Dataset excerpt
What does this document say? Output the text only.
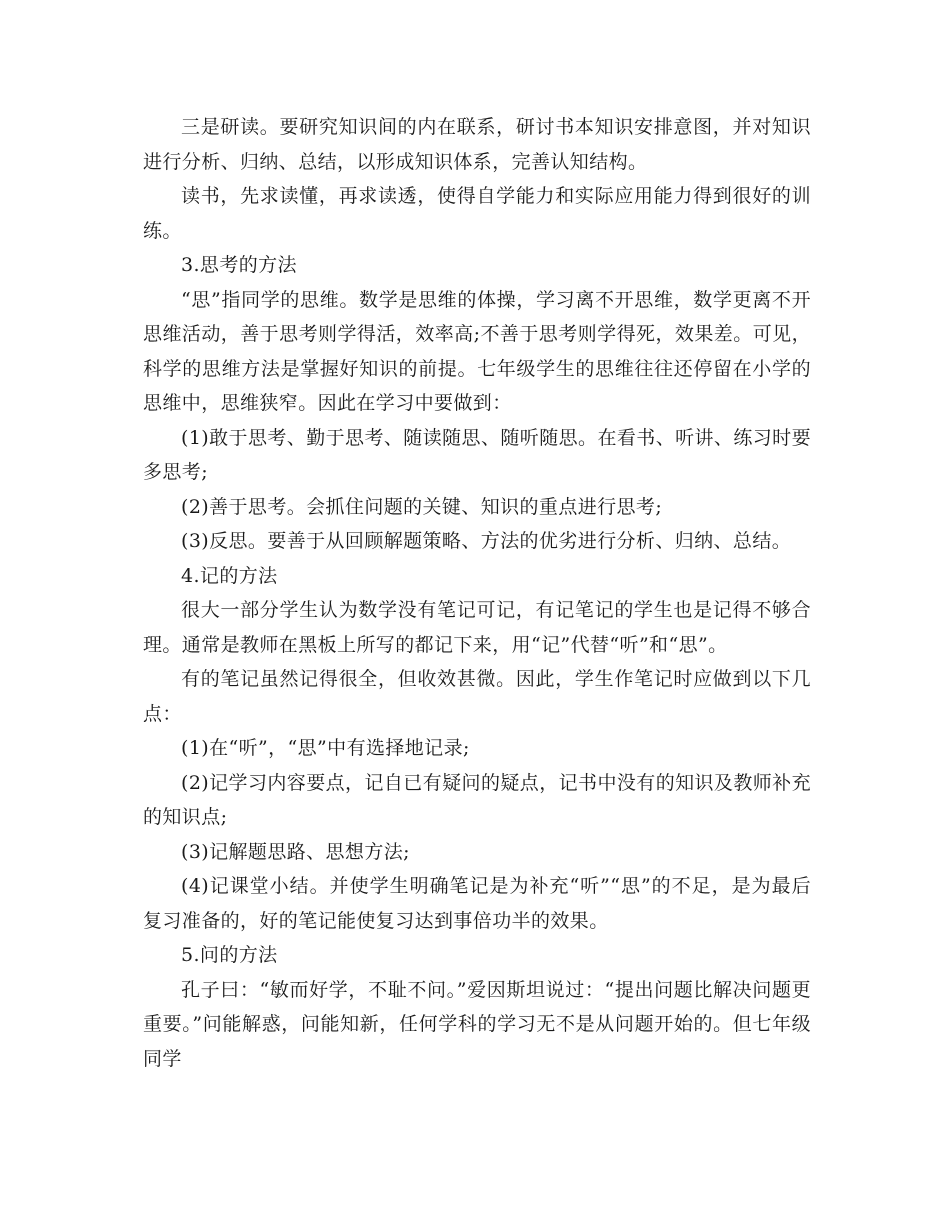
三是研读。要研究知识间的内在联系，研讨书本知识安排意图，并对知识进行分析、归纳、总结，以形成知识体系，完善认知结构。

读书，先求读懂，再求读透，使得自学能力和实际应用能力得到很好的训练。

3.思考的方法

“思”指同学的思维。数学是思维的体操，学习离不开思维，数学更离不开思维活动，善于思考则学得活，效率高;不善于思考则学得死，效果差。可见，科学的思维方法是掌握好知识的前提。七年级学生的思维往往还停留在小学的思维中，思维狭窄。因此在学习中要做到：

(1)敢于思考、勤于思考、随读随思、随听随思。在看书、听讲、练习时要多思考;

(2)善于思考。会抓住问题的关键、知识的重点进行思考;

(3)反思。要善于从回顾解题策略、方法的优劣进行分析、归纳、总结。

4.记的方法

很大一部分学生认为数学没有笔记可记，有记笔记的学生也是记得不够合理。通常是教师在黑板上所写的都记下来，用“记”代替“听”和“思”。

有的笔记虽然记得很全，但收效甚微。因此，学生作笔记时应做到以下几点：

(1)在“听”，“思”中有选择地记录;

(2)记学习内容要点，记自已有疑问的疑点，记书中没有的知识及教师补充的知识点;

(3)记解题思路、思想方法;

(4)记课堂小结。并使学生明确笔记是为补充“听”“思”的不足，是为最后复习准备的，好的笔记能使复习达到事倍功半的效果。

5.问的方法

孔子曰：“敏而好学，不耻不问。”爱因斯坦说过：“提出问题比解决问题更重要。”问能解惑，问能知新，任何学科的学习无不是从问题开始的。但七年级同学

### Task to carry out
Set down all the data again exactly as above, pictures excluded.

### Answer for this exercise
What does this document say? Output the text only.
三是研读。要研究知识间的内在联系，研讨书本知识安排意图，并对知识进行分析、归纳、总结，以形成知识体系，完善认知结构。

读书，先求读懂，再求读透，使得自学能力和实际应用能力得到很好的训练。

3.思考的方法

“思”指同学的思维。数学是思维的体操，学习离不开思维，数学更离不开思维活动，善于思考则学得活，效率高;不善于思考则学得死，效果差。可见，科学的思维方法是掌握好知识的前提。七年级学生的思维往往还停留在小学的思维中，思维狭窄。因此在学习中要做到：

(1)敢于思考、勤于思考、随读随思、随听随思。在看书、听讲、练习时要多思考;

(2)善于思考。会抓住问题的关键、知识的重点进行思考;

(3)反思。要善于从回顾解题策略、方法的优劣进行分析、归纳、总结。

4.记的方法

很大一部分学生认为数学没有笔记可记，有记笔记的学生也是记得不够合理。通常是教师在黑板上所写的都记下来，用“记”代替“听”和“思”。

有的笔记虽然记得很全，但收效甚微。因此，学生作笔记时应做到以下几点：

(1)在“听”，“思”中有选择地记录;

(2)记学习内容要点，记自已有疑问的疑点，记书中没有的知识及教师补充的知识点;

(3)记解题思路、思想方法;

(4)记课堂小结。并使学生明确笔记是为补充“听”“思”的不足，是为最后复习准备的，好的笔记能使复习达到事倍功半的效果。

5.问的方法

孔子曰：“敏而好学，不耻不问。”爱因斯坦说过：“提出问题比解决问题更重要。”问能解惑，问能知新，任何学科的学习无不是从问题开始的。但七年级同学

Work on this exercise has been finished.